**What you have to do:** Every entry must be given again exactly.

### Material for this task ###

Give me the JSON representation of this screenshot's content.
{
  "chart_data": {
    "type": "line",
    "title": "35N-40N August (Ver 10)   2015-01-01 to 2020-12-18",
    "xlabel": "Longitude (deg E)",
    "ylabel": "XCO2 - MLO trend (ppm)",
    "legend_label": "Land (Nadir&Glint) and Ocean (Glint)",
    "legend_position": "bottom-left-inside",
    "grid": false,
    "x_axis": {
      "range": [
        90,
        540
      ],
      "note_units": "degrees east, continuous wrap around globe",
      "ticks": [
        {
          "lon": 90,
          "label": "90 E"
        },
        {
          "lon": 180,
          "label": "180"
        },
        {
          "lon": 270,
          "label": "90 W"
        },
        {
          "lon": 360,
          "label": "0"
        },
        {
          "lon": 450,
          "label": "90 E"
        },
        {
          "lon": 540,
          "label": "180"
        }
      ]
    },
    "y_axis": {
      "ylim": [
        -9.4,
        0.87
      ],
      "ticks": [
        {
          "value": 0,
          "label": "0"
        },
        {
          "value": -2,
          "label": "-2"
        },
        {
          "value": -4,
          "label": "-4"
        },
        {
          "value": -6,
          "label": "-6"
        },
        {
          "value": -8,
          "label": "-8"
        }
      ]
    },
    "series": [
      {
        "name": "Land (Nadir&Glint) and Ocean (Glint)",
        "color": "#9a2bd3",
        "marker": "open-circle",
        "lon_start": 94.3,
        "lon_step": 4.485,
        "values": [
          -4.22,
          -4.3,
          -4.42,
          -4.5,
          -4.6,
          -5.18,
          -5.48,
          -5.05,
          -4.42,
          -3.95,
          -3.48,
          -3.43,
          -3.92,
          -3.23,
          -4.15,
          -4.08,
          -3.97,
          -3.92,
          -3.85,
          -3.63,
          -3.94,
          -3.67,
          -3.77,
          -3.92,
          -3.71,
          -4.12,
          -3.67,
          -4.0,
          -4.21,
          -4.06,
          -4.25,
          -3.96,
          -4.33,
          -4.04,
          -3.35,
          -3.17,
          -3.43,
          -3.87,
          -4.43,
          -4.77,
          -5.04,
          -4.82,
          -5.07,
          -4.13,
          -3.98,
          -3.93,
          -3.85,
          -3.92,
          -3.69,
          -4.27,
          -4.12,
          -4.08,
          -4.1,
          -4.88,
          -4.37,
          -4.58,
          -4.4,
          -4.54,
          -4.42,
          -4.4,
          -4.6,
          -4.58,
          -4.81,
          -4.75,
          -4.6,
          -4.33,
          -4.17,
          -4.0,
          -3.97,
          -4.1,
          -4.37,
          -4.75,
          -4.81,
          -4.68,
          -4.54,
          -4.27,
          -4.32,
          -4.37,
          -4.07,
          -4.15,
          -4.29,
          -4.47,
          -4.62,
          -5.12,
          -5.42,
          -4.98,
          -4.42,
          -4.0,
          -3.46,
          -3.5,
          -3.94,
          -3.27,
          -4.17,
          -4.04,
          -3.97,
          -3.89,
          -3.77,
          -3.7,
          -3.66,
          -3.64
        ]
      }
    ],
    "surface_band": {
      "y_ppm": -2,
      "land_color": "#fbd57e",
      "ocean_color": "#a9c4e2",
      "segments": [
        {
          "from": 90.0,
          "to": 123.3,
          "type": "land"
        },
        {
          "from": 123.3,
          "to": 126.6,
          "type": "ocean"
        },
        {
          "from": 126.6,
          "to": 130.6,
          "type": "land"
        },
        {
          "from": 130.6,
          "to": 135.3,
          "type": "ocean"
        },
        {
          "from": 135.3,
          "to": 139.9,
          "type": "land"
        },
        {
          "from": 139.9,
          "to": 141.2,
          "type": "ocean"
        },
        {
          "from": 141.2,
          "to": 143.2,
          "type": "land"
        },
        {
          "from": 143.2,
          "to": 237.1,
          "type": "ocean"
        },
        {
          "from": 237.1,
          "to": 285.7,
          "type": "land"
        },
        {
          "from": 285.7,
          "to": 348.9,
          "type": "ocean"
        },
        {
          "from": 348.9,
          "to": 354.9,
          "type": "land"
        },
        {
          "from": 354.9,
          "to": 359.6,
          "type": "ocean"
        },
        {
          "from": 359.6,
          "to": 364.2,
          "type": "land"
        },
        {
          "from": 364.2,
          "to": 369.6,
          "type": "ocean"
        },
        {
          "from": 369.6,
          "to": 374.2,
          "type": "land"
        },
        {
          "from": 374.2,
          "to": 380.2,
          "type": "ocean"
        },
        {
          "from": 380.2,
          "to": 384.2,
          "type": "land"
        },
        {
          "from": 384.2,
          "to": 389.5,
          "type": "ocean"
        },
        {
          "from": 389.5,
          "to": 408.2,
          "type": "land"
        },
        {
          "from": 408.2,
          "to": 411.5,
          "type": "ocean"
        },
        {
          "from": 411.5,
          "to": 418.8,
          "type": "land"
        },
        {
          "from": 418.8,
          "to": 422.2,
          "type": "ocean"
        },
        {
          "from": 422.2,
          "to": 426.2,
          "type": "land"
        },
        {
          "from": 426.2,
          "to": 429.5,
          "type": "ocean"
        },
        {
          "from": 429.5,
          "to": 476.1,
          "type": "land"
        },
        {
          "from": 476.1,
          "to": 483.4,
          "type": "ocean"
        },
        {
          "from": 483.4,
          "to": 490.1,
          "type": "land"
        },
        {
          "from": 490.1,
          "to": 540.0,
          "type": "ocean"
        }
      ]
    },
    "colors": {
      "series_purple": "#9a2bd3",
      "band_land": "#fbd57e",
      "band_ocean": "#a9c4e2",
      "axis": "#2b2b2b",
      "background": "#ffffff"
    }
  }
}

###

**Reply to the exercise:**
Give me the JSON representation of this screenshot's content.
{
  "chart_data": {
    "type": "line",
    "title": "35N-40N August (Ver 10)   2015-01-01 to 2020-12-18",
    "xlabel": "Longitude (deg E)",
    "ylabel": "XCO2 - MLO trend (ppm)",
    "legend_label": "Land (Nadir&Glint) and Ocean (Glint)",
    "legend_position": "bottom-left-inside",
    "grid": false,
    "x_axis": {
      "range": [
        90,
        540
      ],
      "note_units": "degrees east, continuous wrap around globe",
      "ticks": [
        {
          "lon": 90,
          "label": "90 E"
        },
        {
          "lon": 180,
          "label": "180"
        },
        {
          "lon": 270,
          "label": "90 W"
        },
        {
          "lon": 360,
          "label": "0"
        },
        {
          "lon": 450,
          "label": "90 E"
        },
        {
          "lon": 540,
          "label": "180"
        }
      ]
    },
    "y_axis": {
      "ylim": [
        -9.4,
        0.87
      ],
      "ticks": [
        {
          "value": 0,
          "label": "0"
        },
        {
          "value": -2,
          "label": "-2"
        },
        {
          "value": -4,
          "label": "-4"
        },
        {
          "value": -6,
          "label": "-6"
        },
        {
          "value": -8,
          "label": "-8"
        }
      ]
    },
    "series": [
      {
        "name": "Land (Nadir&Glint) and Ocean (Glint)",
        "color": "#9a2bd3",
        "marker": "open-circle",
        "lon_start": 94.3,
        "lon_step": 4.485,
        "values": [
          -4.22,
          -4.3,
          -4.42,
          -4.5,
          -4.6,
          -5.18,
          -5.48,
          -5.05,
          -4.42,
          -3.95,
          -3.48,
          -3.43,
          -3.92,
          -3.23,
          -4.15,
          -4.08,
          -3.97,
          -3.92,
          -3.85,
          -3.63,
          -3.94,
          -3.67,
          -3.77,
          -3.92,
          -3.71,
          -4.12,
          -3.67,
          -4.0,
          -4.21,
          -4.06,
          -4.25,
          -3.96,
          -4.33,
          -4.04,
          -3.35,
          -3.17,
          -3.43,
          -3.87,
          -4.43,
          -4.77,
          -5.04,
          -4.82,
          -5.07,
          -4.13,
          -3.98,
          -3.93,
          -3.85,
          -3.92,
          -3.69,
          -4.27,
          -4.12,
          -4.08,
          -4.1,
          -4.88,
          -4.37,
          -4.58,
          -4.4,
          -4.54,
          -4.42,
          -4.4,
          -4.6,
          -4.58,
          -4.81,
          -4.75,
          -4.6,
          -4.33,
          -4.17,
          -4.0,
          -3.97,
          -4.1,
          -4.37,
          -4.75,
          -4.81,
          -4.68,
          -4.54,
          -4.27,
          -4.32,
          -4.37,
          -4.07,
          -4.15,
          -4.29,
          -4.47,
          -4.62,
          -5.12,
          -5.42,
          -4.98,
          -4.42,
          -4.0,
          -3.46,
          -3.5,
          -3.94,
          -3.27,
          -4.17,
          -4.04,
          -3.97,
          -3.89,
          -3.77,
          -3.7,
          -3.66,
          -3.64
        ]
      }
    ],
    "surface_band": {
      "y_ppm": -2,
      "land_color": "#fbd57e",
      "ocean_color": "#a9c4e2",
      "segments": [
        {
          "from": 90.0,
          "to": 123.3,
          "type": "land"
        },
        {
          "from": 123.3,
          "to": 126.6,
          "type": "ocean"
        },
        {
          "from": 126.6,
          "to": 130.6,
          "type": "land"
        },
        {
          "from": 130.6,
          "to": 135.3,
          "type": "ocean"
        },
        {
          "from": 135.3,
          "to": 139.9,
          "type": "land"
        },
        {
          "from": 139.9,
          "to": 141.2,
          "type": "ocean"
        },
        {
          "from": 141.2,
          "to": 143.2,
          "type": "land"
        },
        {
          "from": 143.2,
          "to": 237.1,
          "type": "ocean"
        },
        {
          "from": 237.1,
          "to": 285.7,
          "type": "land"
        },
        {
          "from": 285.7,
          "to": 348.9,
          "type": "ocean"
        },
        {
          "from": 348.9,
          "to": 354.9,
          "type": "land"
        },
        {
          "from": 354.9,
          "to": 359.6,
          "type": "ocean"
        },
        {
          "from": 359.6,
          "to": 364.2,
          "type": "land"
        },
        {
          "from": 364.2,
          "to": 369.6,
          "type": "ocean"
        },
        {
          "from": 369.6,
          "to": 374.2,
          "type": "land"
        },
        {
          "from": 374.2,
          "to": 380.2,
          "type": "ocean"
        },
        {
          "from": 380.2,
          "to": 384.2,
          "type": "land"
        },
        {
          "from": 384.2,
          "to": 389.5,
          "type": "ocean"
        },
        {
          "from": 389.5,
          "to": 408.2,
          "type": "land"
        },
        {
          "from": 408.2,
          "to": 411.5,
          "type": "ocean"
        },
        {
          "from": 411.5,
          "to": 418.8,
          "type": "land"
        },
        {
          "from": 418.8,
          "to": 422.2,
          "type": "ocean"
        },
        {
          "from": 422.2,
          "to": 426.2,
          "type": "land"
        },
        {
          "from": 426.2,
          "to": 429.5,
          "type": "ocean"
        },
        {
          "from": 429.5,
          "to": 476.1,
          "type": "land"
        },
        {
          "from": 476.1,
          "to": 483.4,
          "type": "ocean"
        },
        {
          "from": 483.4,
          "to": 490.1,
          "type": "land"
        },
        {
          "from": 490.1,
          "to": 540.0,
          "type": "ocean"
        }
      ]
    },
    "colors": {
      "series_purple": "#9a2bd3",
      "band_land": "#fbd57e",
      "band_ocean": "#a9c4e2",
      "axis": "#2b2b2b",
      "background": "#ffffff"
    }
  }
}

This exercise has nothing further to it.